→ GOAL OF THE EXERCISE: Check each line of the entries below for the string "proceedings"; copy every line where it appears.

+---+

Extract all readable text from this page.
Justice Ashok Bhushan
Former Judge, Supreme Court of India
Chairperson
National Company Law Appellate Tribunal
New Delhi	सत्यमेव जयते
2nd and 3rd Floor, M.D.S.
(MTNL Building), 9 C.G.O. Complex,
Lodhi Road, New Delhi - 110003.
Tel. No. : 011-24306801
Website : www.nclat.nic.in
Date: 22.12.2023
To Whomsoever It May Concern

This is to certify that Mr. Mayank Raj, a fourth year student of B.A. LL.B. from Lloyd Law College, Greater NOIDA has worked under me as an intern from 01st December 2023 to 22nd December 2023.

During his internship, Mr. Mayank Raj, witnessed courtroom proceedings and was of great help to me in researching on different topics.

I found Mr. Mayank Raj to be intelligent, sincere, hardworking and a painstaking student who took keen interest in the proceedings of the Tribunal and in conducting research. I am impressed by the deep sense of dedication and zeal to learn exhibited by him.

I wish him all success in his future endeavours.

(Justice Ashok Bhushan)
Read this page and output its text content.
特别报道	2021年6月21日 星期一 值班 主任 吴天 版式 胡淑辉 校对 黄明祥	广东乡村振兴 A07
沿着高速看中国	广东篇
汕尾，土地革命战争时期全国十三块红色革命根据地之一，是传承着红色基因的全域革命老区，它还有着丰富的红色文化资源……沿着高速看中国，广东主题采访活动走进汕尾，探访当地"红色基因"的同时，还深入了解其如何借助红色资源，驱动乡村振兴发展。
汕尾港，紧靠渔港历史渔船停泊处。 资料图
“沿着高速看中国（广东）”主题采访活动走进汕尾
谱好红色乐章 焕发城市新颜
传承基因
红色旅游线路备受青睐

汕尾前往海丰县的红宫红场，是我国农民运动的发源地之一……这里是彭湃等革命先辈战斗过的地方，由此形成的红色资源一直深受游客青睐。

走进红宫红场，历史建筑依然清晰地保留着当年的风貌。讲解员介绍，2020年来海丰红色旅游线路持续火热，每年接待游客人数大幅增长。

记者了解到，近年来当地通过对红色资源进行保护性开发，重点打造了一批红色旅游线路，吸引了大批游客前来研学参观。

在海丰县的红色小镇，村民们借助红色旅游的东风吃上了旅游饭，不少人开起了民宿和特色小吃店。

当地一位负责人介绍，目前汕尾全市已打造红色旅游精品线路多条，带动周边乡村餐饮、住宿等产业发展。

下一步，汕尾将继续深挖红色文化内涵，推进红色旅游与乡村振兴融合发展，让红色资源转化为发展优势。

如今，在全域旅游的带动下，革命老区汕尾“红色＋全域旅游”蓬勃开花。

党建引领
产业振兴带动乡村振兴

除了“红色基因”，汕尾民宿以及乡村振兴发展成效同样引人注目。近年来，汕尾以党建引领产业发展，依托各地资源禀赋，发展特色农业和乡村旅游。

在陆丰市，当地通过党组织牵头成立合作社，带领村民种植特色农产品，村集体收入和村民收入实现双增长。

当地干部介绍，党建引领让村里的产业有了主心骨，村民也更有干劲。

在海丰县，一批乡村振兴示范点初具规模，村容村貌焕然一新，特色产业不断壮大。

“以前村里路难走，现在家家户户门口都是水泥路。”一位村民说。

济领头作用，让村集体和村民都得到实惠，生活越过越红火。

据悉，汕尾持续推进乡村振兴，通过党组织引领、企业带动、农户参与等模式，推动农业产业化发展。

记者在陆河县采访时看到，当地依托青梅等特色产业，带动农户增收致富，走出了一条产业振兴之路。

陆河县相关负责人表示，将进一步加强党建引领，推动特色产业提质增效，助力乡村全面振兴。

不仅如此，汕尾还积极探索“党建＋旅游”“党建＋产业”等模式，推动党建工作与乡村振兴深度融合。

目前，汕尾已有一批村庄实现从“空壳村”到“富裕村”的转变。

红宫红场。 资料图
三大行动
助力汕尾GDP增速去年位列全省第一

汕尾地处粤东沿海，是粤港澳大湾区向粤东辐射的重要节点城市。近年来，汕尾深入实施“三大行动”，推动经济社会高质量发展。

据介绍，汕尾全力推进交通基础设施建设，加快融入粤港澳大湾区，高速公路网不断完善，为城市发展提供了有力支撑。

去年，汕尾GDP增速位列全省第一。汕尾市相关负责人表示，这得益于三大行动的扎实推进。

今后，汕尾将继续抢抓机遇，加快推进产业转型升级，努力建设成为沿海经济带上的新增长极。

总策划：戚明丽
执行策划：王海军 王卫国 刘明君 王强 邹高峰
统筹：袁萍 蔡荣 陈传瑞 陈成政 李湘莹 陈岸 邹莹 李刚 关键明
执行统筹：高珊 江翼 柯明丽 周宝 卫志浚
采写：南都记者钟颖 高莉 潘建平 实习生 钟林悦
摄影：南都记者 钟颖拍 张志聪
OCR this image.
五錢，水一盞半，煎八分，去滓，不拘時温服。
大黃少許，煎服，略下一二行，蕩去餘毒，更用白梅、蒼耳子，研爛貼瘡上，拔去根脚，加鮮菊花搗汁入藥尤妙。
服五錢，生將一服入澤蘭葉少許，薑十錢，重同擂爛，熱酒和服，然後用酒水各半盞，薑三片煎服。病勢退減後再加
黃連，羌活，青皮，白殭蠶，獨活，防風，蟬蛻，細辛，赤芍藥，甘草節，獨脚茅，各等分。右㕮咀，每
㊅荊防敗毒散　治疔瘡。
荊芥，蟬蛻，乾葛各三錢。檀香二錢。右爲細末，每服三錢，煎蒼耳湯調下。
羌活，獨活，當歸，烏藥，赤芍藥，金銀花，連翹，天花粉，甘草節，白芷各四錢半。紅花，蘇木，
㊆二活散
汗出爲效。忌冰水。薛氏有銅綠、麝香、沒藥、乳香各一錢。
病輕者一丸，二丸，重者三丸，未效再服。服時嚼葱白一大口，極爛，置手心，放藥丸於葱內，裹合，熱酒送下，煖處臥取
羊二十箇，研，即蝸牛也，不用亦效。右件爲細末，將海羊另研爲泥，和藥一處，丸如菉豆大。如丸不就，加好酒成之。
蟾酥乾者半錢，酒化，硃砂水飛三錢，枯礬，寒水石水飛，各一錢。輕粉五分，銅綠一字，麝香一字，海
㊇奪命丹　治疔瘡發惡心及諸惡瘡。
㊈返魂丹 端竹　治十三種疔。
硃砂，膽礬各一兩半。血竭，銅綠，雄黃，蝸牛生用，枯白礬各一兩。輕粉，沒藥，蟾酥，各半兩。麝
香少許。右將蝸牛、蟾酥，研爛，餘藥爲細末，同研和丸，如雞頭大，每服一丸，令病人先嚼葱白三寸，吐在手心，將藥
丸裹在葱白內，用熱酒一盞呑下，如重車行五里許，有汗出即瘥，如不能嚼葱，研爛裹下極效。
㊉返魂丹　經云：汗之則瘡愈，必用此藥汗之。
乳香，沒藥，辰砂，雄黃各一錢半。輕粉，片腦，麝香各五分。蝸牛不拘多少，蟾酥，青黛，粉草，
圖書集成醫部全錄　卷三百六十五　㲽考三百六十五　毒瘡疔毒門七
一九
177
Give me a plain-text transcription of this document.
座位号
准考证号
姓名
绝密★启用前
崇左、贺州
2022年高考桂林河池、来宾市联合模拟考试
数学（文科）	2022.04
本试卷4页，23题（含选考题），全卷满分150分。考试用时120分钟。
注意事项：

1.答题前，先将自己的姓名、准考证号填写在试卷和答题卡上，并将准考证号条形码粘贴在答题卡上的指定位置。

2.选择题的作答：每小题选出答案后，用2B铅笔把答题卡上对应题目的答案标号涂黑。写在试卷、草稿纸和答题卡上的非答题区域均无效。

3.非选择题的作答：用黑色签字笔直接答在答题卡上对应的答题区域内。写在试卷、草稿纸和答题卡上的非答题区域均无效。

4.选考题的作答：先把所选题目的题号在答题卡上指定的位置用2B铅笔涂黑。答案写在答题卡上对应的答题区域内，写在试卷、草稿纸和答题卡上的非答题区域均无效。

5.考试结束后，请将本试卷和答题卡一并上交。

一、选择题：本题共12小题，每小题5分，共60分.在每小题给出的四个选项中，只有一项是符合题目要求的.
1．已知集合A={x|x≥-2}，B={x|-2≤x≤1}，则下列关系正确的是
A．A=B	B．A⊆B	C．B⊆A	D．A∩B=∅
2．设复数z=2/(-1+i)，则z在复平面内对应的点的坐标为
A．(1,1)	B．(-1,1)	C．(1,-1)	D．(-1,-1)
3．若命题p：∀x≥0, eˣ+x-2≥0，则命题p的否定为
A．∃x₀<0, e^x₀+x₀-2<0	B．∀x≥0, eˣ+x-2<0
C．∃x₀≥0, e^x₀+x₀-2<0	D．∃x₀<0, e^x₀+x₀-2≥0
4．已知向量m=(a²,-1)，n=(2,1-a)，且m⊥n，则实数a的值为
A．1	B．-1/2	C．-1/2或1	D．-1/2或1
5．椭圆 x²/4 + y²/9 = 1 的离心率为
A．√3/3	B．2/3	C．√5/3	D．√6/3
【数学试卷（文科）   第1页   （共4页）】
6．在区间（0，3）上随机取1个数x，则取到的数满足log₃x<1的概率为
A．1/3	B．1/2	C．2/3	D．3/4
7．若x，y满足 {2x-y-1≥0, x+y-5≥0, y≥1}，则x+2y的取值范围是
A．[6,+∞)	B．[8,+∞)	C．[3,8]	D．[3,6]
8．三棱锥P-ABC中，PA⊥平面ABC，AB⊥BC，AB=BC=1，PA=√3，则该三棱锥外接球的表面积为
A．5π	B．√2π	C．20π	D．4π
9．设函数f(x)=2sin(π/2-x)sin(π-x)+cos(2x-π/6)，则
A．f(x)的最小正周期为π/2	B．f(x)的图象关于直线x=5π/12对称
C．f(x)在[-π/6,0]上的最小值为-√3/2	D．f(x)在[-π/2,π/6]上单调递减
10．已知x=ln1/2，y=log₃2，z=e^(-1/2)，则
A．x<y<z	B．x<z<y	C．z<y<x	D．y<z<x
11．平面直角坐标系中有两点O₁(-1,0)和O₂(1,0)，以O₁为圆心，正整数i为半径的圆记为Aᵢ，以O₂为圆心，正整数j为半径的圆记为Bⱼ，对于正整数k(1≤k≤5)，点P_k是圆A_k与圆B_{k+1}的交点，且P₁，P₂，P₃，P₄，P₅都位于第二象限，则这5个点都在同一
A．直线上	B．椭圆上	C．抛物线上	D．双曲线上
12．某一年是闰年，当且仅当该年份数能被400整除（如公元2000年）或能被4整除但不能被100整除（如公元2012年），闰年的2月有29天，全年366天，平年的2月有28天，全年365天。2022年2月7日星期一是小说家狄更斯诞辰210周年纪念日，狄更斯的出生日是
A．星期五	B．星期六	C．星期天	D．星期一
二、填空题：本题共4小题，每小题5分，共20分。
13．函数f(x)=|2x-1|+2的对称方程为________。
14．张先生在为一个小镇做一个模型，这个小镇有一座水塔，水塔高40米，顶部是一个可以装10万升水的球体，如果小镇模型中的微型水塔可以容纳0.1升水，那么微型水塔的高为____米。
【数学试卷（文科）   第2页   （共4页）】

+---+

→ CORRECT ANSWER:
During his internship, Mr. Mayank Raj, witnessed courtroom proceedings and was of great help to me in researching on different topics.
I found Mr. Mayank Raj to be intelligent, sincere, hardworking and a painstaking student who took keen interest in the proceedings of the Tribunal and in conducting research. I am impressed by the deep sense of dedication and zeal to learn exhibited by him.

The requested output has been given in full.